◆ **REQUIREMENT**
Return a copy of every line in the records that includes the word "regulated".

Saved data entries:

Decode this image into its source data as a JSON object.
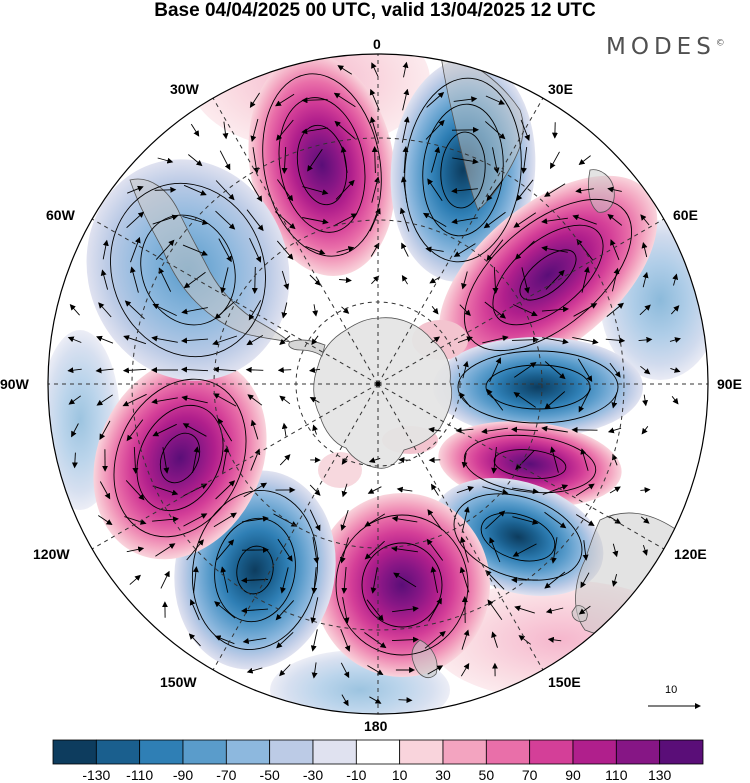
{
  "title": "Base 04/04/2025 00 UTC, valid 13/04/2025 12 UTC",
  "brand": "MODES",
  "brand_mark": "©",
  "lon_labels": {
    "n": "0",
    "ne30": "30E",
    "ne60": "60E",
    "e": "90E",
    "se120": "120E",
    "se150": "150E",
    "s": "180",
    "sw150": "150W",
    "sw120": "120W",
    "w": "90W",
    "nw60": "60W",
    "nw30": "30W"
  },
  "reference_vector": "10",
  "colorbar": {
    "tick_labels": [
      "-130",
      "-110",
      "-90",
      "-70",
      "-50",
      "-30",
      "-10",
      "10",
      "30",
      "50",
      "70",
      "90",
      "110",
      "130"
    ],
    "colors": [
      "#0d3c5e",
      "#1a5f8e",
      "#2f7fb5",
      "#5a9ccb",
      "#8db8de",
      "#bccbe6",
      "#e0e2f0",
      "#ffffff",
      "#f9d4dc",
      "#f3a4c0",
      "#e96fa9",
      "#d43f98",
      "#b01f8c",
      "#861685",
      "#5a0e78"
    ]
  },
  "map_colors": {
    "land": "#d0d0d0",
    "ice": "#e6e6e6"
  }
}
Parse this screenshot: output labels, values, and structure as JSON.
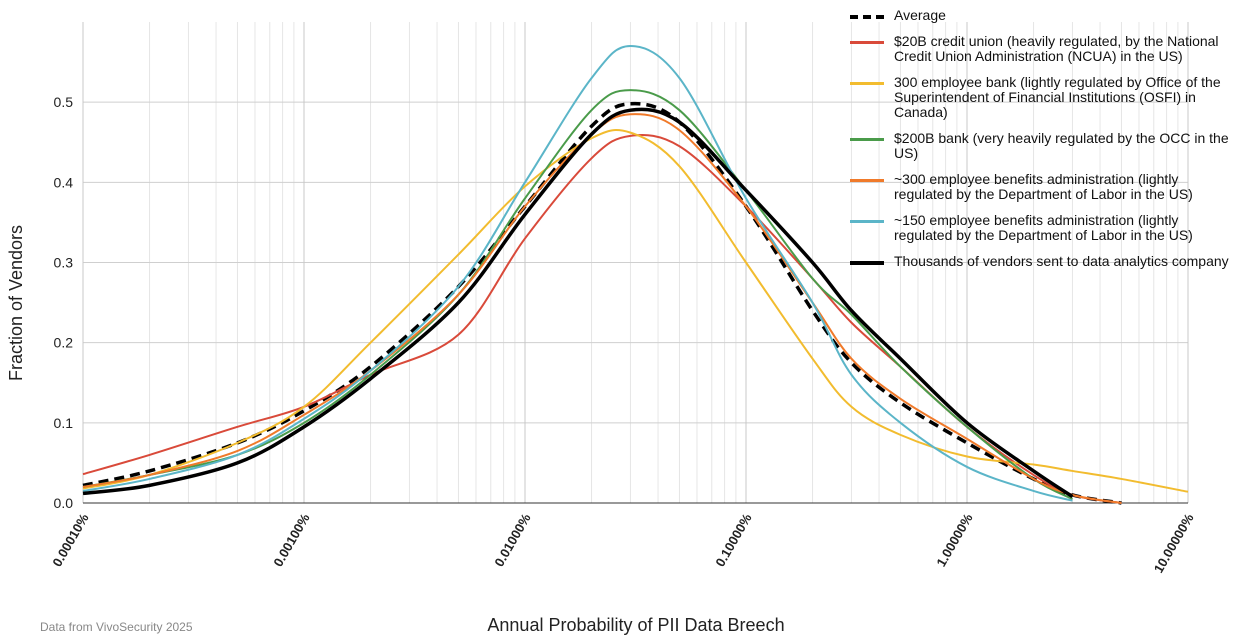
{
  "chart_data": {
    "type": "line",
    "xlabel": "Annual Probability of PII Data Breech",
    "ylabel": "Fraction of Vendors",
    "source": "Data from VivoSecurity 2025",
    "xscale": "log",
    "xlim": [
      0.0001,
      10
    ],
    "xticks": [
      {
        "value": 0.0001,
        "label": "0.00010%"
      },
      {
        "value": 0.001,
        "label": "0.00100%"
      },
      {
        "value": 0.01,
        "label": "0.01000%"
      },
      {
        "value": 0.1,
        "label": "0.10000%"
      },
      {
        "value": 1,
        "label": "1.00000%"
      },
      {
        "value": 10,
        "label": "10.00000%"
      }
    ],
    "xminorticks": [
      0.0002,
      0.0003,
      0.0004,
      0.0005,
      0.0006,
      0.0007,
      0.0008,
      0.0009,
      0.002,
      0.003,
      0.004,
      0.005,
      0.006,
      0.007,
      0.008,
      0.009,
      0.02,
      0.03,
      0.04,
      0.05,
      0.06,
      0.07,
      0.08,
      0.09,
      0.2,
      0.3,
      0.4,
      0.5,
      0.6,
      0.7,
      0.8,
      0.9,
      2,
      3,
      4,
      5,
      6,
      7,
      8,
      9
    ],
    "ylim": [
      0,
      0.6
    ],
    "yticks": [
      {
        "value": 0,
        "label": "0.0"
      },
      {
        "value": 0.1,
        "label": "0.1"
      },
      {
        "value": 0.2,
        "label": "0.2"
      },
      {
        "value": 0.3,
        "label": "0.3"
      },
      {
        "value": 0.4,
        "label": "0.4"
      },
      {
        "value": 0.5,
        "label": "0.5"
      }
    ],
    "grid": true,
    "legend": "upper right",
    "x": [
      0.0001,
      0.0002,
      0.0005,
      0.001,
      0.002,
      0.005,
      0.01,
      0.02,
      0.03,
      0.05,
      0.1,
      0.2,
      0.3,
      0.5,
      1,
      2,
      3,
      5,
      10
    ],
    "series": [
      {
        "name": "Average",
        "color": "#000000",
        "dash": true,
        "values": [
          0.022,
          0.04,
          0.075,
          0.115,
          0.17,
          0.27,
          0.37,
          0.47,
          0.498,
          0.475,
          0.37,
          0.24,
          0.175,
          0.125,
          0.075,
          0.03,
          0.01,
          0.0,
          null
        ]
      },
      {
        "name": "$20B credit union (heavily regulated, by the National Credit Union Administration (NCUA) in the US)",
        "color": "#d94a3a",
        "values": [
          0.036,
          0.06,
          0.095,
          0.12,
          0.16,
          0.21,
          0.33,
          0.43,
          0.458,
          0.445,
          0.37,
          0.28,
          0.225,
          0.17,
          0.095,
          0.035,
          0.01,
          0.0,
          null
        ]
      },
      {
        "name": "300 employee bank (lightly regulated by Office of the Superintendent of Financial Institutions (OSFI) in Canada)",
        "color": "#f2bc2f",
        "values": [
          0.018,
          0.035,
          0.075,
          0.12,
          0.2,
          0.31,
          0.395,
          0.455,
          0.462,
          0.42,
          0.3,
          0.18,
          0.12,
          0.085,
          0.058,
          0.048,
          0.04,
          0.03,
          0.014
        ]
      },
      {
        "name": "$200B bank (very heavily regulated by the OCC in the US)",
        "color": "#4a9b4a",
        "values": [
          0.02,
          0.035,
          0.06,
          0.1,
          0.16,
          0.26,
          0.38,
          0.49,
          0.515,
          0.49,
          0.39,
          0.28,
          0.235,
          0.17,
          0.095,
          0.03,
          0.005,
          null,
          null
        ]
      },
      {
        "name": "~300 employee benefits administration (lightly regulated by the Department of Labor in the US)",
        "color": "#f07a2a",
        "values": [
          0.02,
          0.035,
          0.065,
          0.11,
          0.165,
          0.26,
          0.37,
          0.46,
          0.485,
          0.465,
          0.37,
          0.25,
          0.18,
          0.13,
          0.08,
          0.03,
          0.01,
          0.0,
          null
        ]
      },
      {
        "name": "~150 employee benefits administration (lightly regulated by the Department of Labor in the US)",
        "color": "#5bb5c8",
        "values": [
          0.015,
          0.03,
          0.06,
          0.105,
          0.165,
          0.27,
          0.4,
          0.53,
          0.57,
          0.53,
          0.38,
          0.25,
          0.16,
          0.1,
          0.045,
          0.015,
          0.003,
          null,
          null
        ]
      },
      {
        "name": "Thousands of vendors sent to data analytics company",
        "color": "#000000",
        "values": [
          0.012,
          0.022,
          0.05,
          0.095,
          0.155,
          0.25,
          0.36,
          0.46,
          0.49,
          0.475,
          0.39,
          0.3,
          0.24,
          0.18,
          0.1,
          0.04,
          0.008,
          null,
          null
        ]
      }
    ]
  }
}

◆ **EXERCISE RESULT**
        "name": "$20B credit union (heavily regulated, by the National Credit Union Administration (NCUA) in the US)",
        "name": "300 employee bank (lightly regulated by Office of the Superintendent of Financial Institutions (OSFI) in Canada)",
        "name": "$200B bank (very heavily regulated by the OCC in the US)",
        "name": "~300 employee benefits administration (lightly regulated by the Department of Labor in the US)",
        "name": "~150 employee benefits administration (lightly regulated by the Department of Labor in the US)",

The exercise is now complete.